Exercise goal
Using the records below, please work out how many lines contain "Ruiz"; answer with the number alone.

Supplied material
________________________________________
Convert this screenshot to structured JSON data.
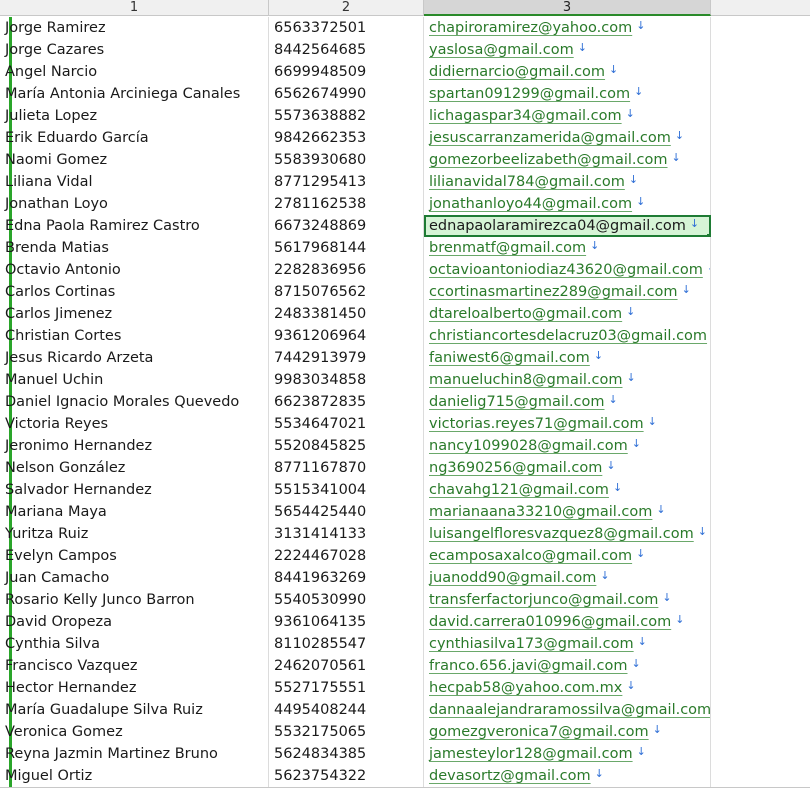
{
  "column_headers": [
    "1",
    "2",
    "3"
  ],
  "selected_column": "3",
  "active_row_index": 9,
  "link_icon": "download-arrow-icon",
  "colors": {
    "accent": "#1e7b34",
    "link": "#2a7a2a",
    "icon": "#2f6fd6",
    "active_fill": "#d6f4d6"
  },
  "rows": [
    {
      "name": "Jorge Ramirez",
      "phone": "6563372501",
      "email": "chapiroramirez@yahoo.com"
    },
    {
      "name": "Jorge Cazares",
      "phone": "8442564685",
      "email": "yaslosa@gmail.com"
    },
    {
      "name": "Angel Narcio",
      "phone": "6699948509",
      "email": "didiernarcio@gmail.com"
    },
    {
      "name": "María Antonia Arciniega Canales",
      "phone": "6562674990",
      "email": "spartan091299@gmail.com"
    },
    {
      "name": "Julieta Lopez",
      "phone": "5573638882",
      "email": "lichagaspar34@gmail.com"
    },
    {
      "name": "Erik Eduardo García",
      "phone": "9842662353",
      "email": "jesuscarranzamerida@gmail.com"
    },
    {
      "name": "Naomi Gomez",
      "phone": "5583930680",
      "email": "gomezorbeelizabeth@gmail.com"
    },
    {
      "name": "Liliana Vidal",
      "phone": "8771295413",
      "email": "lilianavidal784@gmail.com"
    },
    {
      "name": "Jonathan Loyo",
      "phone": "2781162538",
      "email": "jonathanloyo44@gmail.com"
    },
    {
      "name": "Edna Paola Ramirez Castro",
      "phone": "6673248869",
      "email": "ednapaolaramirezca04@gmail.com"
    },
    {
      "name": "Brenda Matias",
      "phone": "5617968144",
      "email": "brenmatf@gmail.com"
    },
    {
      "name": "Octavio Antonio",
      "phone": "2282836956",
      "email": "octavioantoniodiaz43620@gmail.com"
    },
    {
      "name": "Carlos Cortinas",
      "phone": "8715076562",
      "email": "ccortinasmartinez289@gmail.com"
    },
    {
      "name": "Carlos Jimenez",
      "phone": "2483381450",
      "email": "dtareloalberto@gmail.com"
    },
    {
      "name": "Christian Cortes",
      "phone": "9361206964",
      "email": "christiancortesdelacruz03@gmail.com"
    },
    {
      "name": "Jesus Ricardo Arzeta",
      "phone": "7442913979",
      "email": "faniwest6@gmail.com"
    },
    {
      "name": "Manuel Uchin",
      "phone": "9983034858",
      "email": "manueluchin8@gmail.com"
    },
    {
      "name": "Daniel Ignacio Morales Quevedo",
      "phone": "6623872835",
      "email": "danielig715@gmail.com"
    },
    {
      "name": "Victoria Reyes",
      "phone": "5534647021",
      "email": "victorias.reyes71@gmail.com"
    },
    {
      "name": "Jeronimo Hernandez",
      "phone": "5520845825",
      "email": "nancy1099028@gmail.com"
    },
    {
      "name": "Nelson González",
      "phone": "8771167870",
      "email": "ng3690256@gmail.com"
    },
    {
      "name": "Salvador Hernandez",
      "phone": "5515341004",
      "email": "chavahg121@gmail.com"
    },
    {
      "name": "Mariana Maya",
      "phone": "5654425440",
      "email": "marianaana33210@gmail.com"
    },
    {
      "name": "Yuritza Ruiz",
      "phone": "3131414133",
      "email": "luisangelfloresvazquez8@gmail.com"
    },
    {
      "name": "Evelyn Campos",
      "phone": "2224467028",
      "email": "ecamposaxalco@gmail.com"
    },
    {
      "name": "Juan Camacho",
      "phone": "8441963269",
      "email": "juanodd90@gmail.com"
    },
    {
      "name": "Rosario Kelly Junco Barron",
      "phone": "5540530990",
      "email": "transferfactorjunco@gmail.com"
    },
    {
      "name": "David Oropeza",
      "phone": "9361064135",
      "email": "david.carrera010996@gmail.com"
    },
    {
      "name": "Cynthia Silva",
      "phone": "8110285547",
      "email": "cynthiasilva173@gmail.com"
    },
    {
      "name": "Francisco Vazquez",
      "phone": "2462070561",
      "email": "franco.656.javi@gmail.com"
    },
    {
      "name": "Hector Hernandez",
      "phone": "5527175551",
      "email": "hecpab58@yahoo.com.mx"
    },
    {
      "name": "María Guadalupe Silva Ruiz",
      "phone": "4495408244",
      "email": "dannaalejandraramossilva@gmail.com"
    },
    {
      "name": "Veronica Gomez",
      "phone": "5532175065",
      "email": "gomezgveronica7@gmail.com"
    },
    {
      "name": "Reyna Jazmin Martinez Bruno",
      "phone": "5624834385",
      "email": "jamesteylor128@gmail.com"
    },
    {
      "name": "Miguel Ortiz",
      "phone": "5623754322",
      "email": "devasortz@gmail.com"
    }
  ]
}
________________________________________
Answer to the task
2